## What the exercise asks
Every record that follows must be duplicated exactly, with images left out.

## Provided material
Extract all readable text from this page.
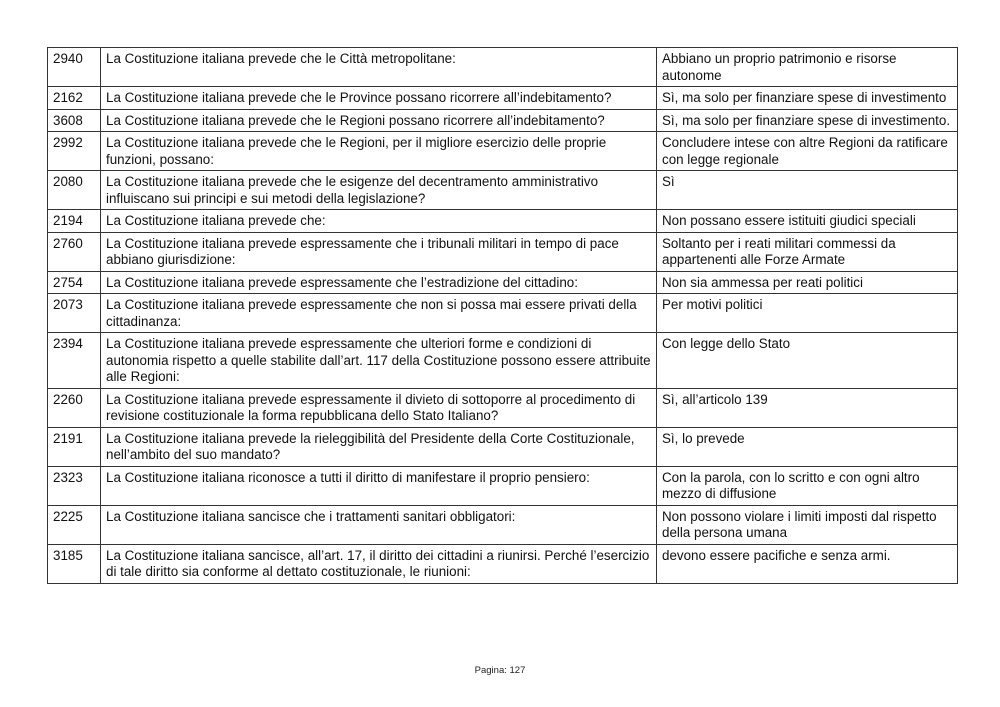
2940	La Costituzione italiana prevede che le Città metropolitane:	Abbiano un proprio patrimonio e risorse autonome
2162	La Costituzione italiana prevede che le Province possano ricorrere all’indebitamento?	Sì, ma solo per finanziare spese di investimento
3608	La Costituzione italiana prevede che le Regioni possano ricorrere all’indebitamento?	Sì, ma solo per finanziare spese di investimento.
2992	La Costituzione italiana prevede che le Regioni, per il migliore esercizio delle proprie funzioni, possano:	Concludere intese con altre Regioni da ratificare con legge regionale
2080	La Costituzione italiana prevede che le esigenze del decentramento amministrativo influiscano sui principi e sui metodi della legislazione?	Sì
2194	La Costituzione italiana prevede che:	Non possano essere istituiti giudici speciali
2760	La Costituzione italiana prevede espressamente che i tribunali militari in tempo di pace abbiano giurisdizione:	Soltanto per i reati militari commessi da appartenenti alle Forze Armate
2754	La Costituzione italiana prevede espressamente che l’estradizione del cittadino:	Non sia ammessa per reati politici
2073	La Costituzione italiana prevede espressamente che non si possa mai essere privati della cittadinanza:	Per motivi politici
2394	La Costituzione italiana prevede espressamente che ulteriori forme e condizioni di autonomia rispetto a quelle stabilite dall’art. 117 della Costituzione possono essere attribuite alle Regioni:	Con legge dello Stato
2260	La Costituzione italiana prevede espressamente il divieto di sottoporre al procedimento di revisione costituzionale la forma repubblicana dello Stato Italiano?	Sì, all’articolo 139
2191	La Costituzione italiana prevede la rieleggibilità del Presidente della Corte Costituzionale, nell’ambito del suo mandato?	Sì, lo prevede
2323	La Costituzione italiana riconosce a tutti il diritto di manifestare il proprio pensiero:	Con la parola, con lo scritto e con ogni altro mezzo di diffusione
2225	La Costituzione italiana sancisce che i trattamenti sanitari obbligatori:	Non possono violare i limiti imposti dal rispetto della persona umana
3185	La Costituzione italiana sancisce, all’art. 17, il diritto dei cittadini a riunirsi. Perché l’esercizio di tale diritto sia conforme al dettato costituzionale, le riunioni:	devono essere pacifiche e senza armi.
Pagina: 127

## The result
Extract all readable text from this page.
2940	La Costituzione italiana prevede che le Città metropolitane:	Abbiano un proprio patrimonio e risorse autonome
2162	La Costituzione italiana prevede che le Province possano ricorrere all’indebitamento?	Sì, ma solo per finanziare spese di investimento
3608	La Costituzione italiana prevede che le Regioni possano ricorrere all’indebitamento?	Sì, ma solo per finanziare spese di investimento.
2992	La Costituzione italiana prevede che le Regioni, per il migliore esercizio delle proprie funzioni, possano:	Concludere intese con altre Regioni da ratificare con legge regionale
2080	La Costituzione italiana prevede che le esigenze del decentramento amministrativo influiscano sui principi e sui metodi della legislazione?	Sì
2194	La Costituzione italiana prevede che:	Non possano essere istituiti giudici speciali
2760	La Costituzione italiana prevede espressamente che i tribunali militari in tempo di pace abbiano giurisdizione:	Soltanto per i reati militari commessi da appartenenti alle Forze Armate
2754	La Costituzione italiana prevede espressamente che l’estradizione del cittadino:	Non sia ammessa per reati politici
2073	La Costituzione italiana prevede espressamente che non si possa mai essere privati della cittadinanza:	Per motivi politici
2394	La Costituzione italiana prevede espressamente che ulteriori forme e condizioni di autonomia rispetto a quelle stabilite dall’art. 117 della Costituzione possono essere attribuite alle Regioni:	Con legge dello Stato
2260	La Costituzione italiana prevede espressamente il divieto di sottoporre al procedimento di revisione costituzionale la forma repubblicana dello Stato Italiano?	Sì, all’articolo 139
2191	La Costituzione italiana prevede la rieleggibilità del Presidente della Corte Costituzionale, nell’ambito del suo mandato?	Sì, lo prevede
2323	La Costituzione italiana riconosce a tutti il diritto di manifestare il proprio pensiero:	Con la parola, con lo scritto e con ogni altro mezzo di diffusione
2225	La Costituzione italiana sancisce che i trattamenti sanitari obbligatori:	Non possono violare i limiti imposti dal rispetto della persona umana
3185	La Costituzione italiana sancisce, all’art. 17, il diritto dei cittadini a riunirsi. Perché l’esercizio di tale diritto sia conforme al dettato costituzionale, le riunioni:	devono essere pacifiche e senza armi.
Pagina: 127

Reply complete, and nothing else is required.